Task directions :: Reproduce all lines of the listing below in which the word "EMPLOYMENT" occurs.

___ Supplied data ___

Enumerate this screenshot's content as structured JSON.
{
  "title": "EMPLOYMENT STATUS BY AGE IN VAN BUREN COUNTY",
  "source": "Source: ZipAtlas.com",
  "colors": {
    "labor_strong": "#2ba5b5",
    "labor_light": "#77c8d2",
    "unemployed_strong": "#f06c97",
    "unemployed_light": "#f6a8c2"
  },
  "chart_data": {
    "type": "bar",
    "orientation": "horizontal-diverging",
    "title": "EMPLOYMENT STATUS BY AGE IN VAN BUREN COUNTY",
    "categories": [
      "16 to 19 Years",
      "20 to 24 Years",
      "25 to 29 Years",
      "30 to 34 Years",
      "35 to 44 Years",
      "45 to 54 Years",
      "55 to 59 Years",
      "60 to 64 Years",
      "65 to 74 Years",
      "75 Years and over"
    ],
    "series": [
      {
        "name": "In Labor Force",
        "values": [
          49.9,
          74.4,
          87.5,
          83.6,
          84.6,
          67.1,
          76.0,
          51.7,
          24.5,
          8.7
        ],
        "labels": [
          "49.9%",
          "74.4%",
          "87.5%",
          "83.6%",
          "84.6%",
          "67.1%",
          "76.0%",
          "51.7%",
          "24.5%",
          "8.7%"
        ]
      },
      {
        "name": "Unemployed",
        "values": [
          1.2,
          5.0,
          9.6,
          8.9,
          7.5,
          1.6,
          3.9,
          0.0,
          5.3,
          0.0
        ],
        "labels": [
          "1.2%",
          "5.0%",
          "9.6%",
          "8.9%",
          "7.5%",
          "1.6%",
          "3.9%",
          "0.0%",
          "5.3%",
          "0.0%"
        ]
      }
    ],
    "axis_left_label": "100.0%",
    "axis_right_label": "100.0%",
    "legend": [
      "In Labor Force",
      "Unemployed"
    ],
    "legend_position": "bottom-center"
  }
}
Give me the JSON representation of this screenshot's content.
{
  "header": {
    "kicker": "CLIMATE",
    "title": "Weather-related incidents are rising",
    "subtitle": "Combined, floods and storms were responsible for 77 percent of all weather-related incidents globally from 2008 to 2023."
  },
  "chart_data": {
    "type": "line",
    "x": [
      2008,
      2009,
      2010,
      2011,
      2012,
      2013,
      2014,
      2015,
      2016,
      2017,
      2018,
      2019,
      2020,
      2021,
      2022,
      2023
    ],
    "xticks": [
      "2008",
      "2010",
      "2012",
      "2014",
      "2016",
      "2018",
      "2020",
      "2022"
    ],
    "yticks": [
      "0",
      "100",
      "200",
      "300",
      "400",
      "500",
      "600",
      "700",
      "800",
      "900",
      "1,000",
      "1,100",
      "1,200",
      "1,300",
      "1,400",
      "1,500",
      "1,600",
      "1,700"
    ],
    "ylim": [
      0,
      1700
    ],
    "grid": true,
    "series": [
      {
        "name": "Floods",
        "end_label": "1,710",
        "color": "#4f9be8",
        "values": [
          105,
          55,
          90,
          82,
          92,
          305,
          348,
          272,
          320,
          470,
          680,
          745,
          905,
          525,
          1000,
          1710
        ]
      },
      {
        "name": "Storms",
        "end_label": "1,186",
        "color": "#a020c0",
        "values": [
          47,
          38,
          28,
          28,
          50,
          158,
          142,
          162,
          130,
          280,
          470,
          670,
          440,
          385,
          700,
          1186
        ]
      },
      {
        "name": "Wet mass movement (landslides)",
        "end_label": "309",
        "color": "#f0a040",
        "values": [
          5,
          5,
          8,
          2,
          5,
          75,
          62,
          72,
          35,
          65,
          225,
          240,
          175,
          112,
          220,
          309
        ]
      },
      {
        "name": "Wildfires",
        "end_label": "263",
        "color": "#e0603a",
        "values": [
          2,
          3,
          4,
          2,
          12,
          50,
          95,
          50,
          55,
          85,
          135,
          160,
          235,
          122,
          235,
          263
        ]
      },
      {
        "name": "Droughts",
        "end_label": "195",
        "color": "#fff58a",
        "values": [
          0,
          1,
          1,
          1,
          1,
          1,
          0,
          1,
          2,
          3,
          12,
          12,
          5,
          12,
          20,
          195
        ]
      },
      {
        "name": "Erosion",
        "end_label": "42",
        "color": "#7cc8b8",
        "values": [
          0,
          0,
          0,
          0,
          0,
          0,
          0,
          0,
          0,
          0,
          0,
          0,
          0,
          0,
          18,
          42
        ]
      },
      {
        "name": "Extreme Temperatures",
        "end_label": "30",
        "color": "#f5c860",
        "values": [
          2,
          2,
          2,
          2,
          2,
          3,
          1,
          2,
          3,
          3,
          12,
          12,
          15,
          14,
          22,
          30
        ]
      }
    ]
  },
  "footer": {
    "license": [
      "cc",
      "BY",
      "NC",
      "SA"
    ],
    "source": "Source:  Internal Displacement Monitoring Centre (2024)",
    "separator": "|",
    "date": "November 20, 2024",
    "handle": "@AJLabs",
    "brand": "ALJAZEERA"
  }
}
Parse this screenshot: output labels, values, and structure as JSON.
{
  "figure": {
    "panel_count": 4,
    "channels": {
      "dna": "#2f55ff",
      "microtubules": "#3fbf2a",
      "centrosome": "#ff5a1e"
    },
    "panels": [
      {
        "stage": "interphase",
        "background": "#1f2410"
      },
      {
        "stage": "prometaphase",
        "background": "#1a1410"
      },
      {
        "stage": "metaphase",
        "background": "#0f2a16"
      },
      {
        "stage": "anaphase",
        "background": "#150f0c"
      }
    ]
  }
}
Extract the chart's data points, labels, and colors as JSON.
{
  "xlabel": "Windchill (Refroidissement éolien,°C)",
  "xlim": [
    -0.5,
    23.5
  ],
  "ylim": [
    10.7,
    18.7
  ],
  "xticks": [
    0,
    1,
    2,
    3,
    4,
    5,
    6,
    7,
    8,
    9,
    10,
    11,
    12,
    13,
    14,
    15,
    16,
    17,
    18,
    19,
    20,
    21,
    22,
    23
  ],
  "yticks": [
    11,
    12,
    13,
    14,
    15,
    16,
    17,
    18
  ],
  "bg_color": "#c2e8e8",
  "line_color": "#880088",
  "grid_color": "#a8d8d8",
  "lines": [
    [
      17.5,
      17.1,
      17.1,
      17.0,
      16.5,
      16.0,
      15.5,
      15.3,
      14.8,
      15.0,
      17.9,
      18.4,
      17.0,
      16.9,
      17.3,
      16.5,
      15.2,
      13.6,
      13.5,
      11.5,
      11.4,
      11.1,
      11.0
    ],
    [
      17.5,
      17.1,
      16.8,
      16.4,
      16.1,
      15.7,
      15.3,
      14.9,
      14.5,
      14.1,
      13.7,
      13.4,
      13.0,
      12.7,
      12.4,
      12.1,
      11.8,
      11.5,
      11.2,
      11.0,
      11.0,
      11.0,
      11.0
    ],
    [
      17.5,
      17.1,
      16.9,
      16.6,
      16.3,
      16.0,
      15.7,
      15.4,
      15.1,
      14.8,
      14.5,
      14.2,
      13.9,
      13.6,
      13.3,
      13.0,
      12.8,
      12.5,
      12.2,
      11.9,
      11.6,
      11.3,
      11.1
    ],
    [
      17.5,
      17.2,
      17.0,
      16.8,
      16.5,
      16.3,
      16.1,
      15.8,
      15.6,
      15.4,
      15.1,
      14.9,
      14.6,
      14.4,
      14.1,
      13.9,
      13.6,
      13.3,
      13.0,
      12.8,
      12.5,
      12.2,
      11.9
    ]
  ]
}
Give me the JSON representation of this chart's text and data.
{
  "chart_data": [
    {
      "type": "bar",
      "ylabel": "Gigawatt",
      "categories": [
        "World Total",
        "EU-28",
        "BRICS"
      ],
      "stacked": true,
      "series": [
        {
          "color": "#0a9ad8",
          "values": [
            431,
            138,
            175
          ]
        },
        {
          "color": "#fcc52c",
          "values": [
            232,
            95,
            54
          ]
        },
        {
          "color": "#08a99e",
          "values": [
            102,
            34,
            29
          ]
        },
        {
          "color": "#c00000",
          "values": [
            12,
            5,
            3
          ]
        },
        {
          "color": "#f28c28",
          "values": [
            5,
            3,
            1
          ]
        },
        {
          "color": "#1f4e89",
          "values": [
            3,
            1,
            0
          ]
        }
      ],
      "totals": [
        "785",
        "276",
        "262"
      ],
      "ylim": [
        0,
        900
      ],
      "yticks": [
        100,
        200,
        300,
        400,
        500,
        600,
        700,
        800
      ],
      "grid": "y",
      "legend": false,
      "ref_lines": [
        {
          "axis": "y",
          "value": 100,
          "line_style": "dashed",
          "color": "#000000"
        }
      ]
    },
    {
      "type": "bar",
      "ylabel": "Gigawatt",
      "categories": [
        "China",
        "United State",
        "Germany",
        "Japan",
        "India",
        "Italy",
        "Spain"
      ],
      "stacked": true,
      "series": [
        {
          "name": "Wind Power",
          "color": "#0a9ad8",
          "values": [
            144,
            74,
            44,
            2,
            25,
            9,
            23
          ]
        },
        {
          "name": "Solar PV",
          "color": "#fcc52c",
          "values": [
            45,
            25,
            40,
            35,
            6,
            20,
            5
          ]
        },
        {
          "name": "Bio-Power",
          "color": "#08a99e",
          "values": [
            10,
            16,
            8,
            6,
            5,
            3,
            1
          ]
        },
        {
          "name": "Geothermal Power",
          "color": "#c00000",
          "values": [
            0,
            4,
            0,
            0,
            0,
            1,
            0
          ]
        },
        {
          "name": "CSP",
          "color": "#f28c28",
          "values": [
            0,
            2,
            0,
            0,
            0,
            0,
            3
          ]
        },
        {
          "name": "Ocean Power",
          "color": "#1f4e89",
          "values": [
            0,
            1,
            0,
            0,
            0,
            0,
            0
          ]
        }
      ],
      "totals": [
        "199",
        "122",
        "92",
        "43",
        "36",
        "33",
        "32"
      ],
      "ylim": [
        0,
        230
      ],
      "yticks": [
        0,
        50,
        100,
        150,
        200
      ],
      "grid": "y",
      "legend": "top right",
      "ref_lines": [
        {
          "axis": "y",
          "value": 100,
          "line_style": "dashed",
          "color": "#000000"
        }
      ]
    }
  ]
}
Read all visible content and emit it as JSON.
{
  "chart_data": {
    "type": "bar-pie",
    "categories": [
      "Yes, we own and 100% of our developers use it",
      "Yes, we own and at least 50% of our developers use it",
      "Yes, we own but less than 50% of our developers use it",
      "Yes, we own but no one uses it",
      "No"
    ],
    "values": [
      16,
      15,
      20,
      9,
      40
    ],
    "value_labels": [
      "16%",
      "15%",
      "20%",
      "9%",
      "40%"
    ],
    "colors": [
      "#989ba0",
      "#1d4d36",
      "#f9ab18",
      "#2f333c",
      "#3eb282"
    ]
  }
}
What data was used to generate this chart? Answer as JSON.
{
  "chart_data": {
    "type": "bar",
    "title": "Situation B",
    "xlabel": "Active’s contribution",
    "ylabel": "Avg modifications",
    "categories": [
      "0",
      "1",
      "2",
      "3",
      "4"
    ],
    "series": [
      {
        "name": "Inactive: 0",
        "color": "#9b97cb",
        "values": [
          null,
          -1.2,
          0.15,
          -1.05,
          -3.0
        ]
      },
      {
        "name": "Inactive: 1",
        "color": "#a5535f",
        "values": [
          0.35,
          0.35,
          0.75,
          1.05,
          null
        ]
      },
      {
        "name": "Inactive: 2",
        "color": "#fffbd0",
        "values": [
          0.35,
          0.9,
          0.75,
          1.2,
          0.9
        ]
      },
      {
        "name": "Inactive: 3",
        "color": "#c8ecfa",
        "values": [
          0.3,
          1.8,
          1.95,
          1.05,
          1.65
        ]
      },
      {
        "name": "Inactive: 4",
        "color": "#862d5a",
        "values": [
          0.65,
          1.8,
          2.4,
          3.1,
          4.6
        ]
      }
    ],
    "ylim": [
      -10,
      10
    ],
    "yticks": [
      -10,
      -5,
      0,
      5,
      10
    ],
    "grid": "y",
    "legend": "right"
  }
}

___

Solved problem ::
  "title": "EMPLOYMENT STATUS BY AGE IN VAN BUREN COUNTY",
    "title": "EMPLOYMENT STATUS BY AGE IN VAN BUREN COUNTY",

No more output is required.